EXERCISE TASK 1
In the Legoland post below, list each item named under the heading "The Good."

Filed under boys, craft project, Crafty Mama, Halloween

Legoland: The Good, The Great, and The Well…

The Good

The “good” category is for things that, depending on your viewpoint, are either “great” or “well…” (i.e. not so great).  Riley often says, “Well…” just before confessing to peeing on the bathroom floor or smacking Dylan in the face.

Behavior modification via wine.  On our first night in Winter Haven, we tried to have a leisurely dinner at the Outback Steakhouse, but the kids had other plans.  I told them I’d take them back to the hotel if they let me finish one glass of wine.  Then I told them if they were good, I’d finish my wine quickly, but if they misbehaved I would drink it very slowly.  (Judge me if you must, but it worked.)

Froot Loops.  I don’t serve Froot Loops in my house, but I follow a “When in Rome…” food policy when we’re traveling.  On our last morning, the boys found the Froot Loops at the hotel’s breakfast buffet.  Six mini Froot Loop cereal boxes later, they transformed into actual Froot Loops.

“Close but no cigar” Crocs.  Riley insisted on wearing these mismatched Crocs the whole trip.  The boy beats to his own drum!  Or, he’s a stubborn pain in the butt!  I’ll let you decide.

The Great (in no special order)

Televisions with Nickelodeon and the Cartoon Network at every table at the hotel restaurant.

Warm and friendly service.  Everyone we met at Legoland was wonderful, including the woman who gave the boys ponchos (for free) when it started pouring just as we were walking to the car.

Amazing Lego figures and models, like this wolf:

New York City:

And the White House:

Hello Obamas and Bo!

Clean bathrooms.  Nuff said.

Cool playgrounds:

Complimentary coffee in the lobby of our hotel starting at 6am.  (This is a must when your children are roosters and/or Froot Loops.)

Taking pictures of your napping child with signs written on napkins.

When your kid hugs Lego Dude and says to Lego Dude, “I love you.”

Lego play zones in restaurants.  Parents can sit and eat in peace and kids can play, except for when the mean little boy took Legos from Riley and then told his mom he didn’t and then called Riley a liar!  [Insert dramatic music.]  More on this in a future post.

RECORDS
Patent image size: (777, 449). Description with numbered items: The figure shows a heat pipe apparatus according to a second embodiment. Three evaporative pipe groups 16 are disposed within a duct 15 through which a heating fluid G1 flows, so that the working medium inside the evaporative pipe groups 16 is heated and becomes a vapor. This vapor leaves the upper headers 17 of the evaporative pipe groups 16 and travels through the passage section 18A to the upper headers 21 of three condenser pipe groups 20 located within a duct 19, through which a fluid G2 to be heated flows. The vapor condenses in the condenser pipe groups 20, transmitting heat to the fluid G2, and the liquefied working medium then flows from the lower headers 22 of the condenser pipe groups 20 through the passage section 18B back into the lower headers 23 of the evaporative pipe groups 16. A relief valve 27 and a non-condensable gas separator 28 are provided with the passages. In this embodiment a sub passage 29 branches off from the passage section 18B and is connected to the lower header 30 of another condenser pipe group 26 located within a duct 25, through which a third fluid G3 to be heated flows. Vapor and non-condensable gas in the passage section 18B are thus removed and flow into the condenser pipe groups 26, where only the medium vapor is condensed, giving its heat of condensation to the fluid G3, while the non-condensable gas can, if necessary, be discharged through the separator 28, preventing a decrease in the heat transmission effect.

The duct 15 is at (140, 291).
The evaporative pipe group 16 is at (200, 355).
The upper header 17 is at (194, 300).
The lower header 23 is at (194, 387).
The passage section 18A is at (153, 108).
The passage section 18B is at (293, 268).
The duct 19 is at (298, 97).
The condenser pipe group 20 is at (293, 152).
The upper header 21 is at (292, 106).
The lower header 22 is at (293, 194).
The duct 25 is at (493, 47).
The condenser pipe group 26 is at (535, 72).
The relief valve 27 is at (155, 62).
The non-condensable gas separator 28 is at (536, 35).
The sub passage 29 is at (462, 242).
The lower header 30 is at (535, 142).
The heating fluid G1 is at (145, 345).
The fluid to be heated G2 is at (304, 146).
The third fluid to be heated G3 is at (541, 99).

EXERCISE TASK 2
Copy the entries above word for word, starting at their first line and ending at the line that contains "The duct 15 is at (140, 291).", with both of those lines included.

WORKED ANSWER 1
- Behavior modification via wine
- Froot Loops
- "Close but no cigar" Crocs

WORKED ANSWER 2
Patent image size: (777, 449). Description with numbered items: The figure shows a heat pipe apparatus according to a second embodiment. Three evaporative pipe groups 16 are disposed within a duct 15 through which a heating fluid G1 flows, so that the working medium inside the evaporative pipe groups 16 is heated and becomes a vapor. This vapor leaves the upper headers 17 of the evaporative pipe groups 16 and travels through the passage section 18A to the upper headers 21 of three condenser pipe groups 20 located within a duct 19, through which a fluid G2 to be heated flows. The vapor condenses in the condenser pipe groups 20, transmitting heat to the fluid G2, and the liquefied working medium then flows from the lower headers 22 of the condenser pipe groups 20 through the passage section 18B back into the lower headers 23 of the evaporative pipe groups 16. A relief valve 27 and a non-condensable gas separator 28 are provided with the passages. In this embodiment a sub passage 29 branches off from the passage section 18B and is connected to the lower header 30 of another condenser pipe group 26 located within a duct 25, through which a third fluid G3 to be heated flows. Vapor and non-condensable gas in the passage section 18B are thus removed and flow into the condenser pipe groups 26, where only the medium vapor is condensed, giving its heat of condensation to the fluid G3, while the non-condensable gas can, if necessary, be discharged through the separator 28, preventing a decrease in the heat transmission effect.

The duct 15 is at (140, 291).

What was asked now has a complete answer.